*GOAL:*
Copy out every record below, word for word.

A run of records
——

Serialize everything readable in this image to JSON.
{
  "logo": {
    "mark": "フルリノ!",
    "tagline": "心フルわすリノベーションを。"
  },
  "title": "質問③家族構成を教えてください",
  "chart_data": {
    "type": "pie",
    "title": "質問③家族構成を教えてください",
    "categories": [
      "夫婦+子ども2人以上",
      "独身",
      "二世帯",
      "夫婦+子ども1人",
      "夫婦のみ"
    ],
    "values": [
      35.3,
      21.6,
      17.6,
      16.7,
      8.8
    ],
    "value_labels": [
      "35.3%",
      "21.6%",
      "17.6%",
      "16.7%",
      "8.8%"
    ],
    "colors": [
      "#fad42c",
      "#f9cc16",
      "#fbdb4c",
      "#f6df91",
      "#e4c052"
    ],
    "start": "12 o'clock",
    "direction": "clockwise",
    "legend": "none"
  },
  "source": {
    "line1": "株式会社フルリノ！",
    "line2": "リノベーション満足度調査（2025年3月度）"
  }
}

——

*WRITTEN SOLUTION:*
Serialize everything readable in this image to JSON.
{
  "logo": {
    "mark": "フルリノ!",
    "tagline": "心フルわすリノベーションを。"
  },
  "title": "質問③家族構成を教えてください",
  "chart_data": {
    "type": "pie",
    "title": "質問③家族構成を教えてください",
    "categories": [
      "夫婦+子ども2人以上",
      "独身",
      "二世帯",
      "夫婦+子ども1人",
      "夫婦のみ"
    ],
    "values": [
      35.3,
      21.6,
      17.6,
      16.7,
      8.8
    ],
    "value_labels": [
      "35.3%",
      "21.6%",
      "17.6%",
      "16.7%",
      "8.8%"
    ],
    "colors": [
      "#fad42c",
      "#f9cc16",
      "#fbdb4c",
      "#f6df91",
      "#e4c052"
    ],
    "start": "12 o'clock",
    "direction": "clockwise",
    "legend": "none"
  },
  "source": {
    "line1": "株式会社フルリノ！",
    "line2": "リノベーション満足度調査（2025年3月度）"
  }
}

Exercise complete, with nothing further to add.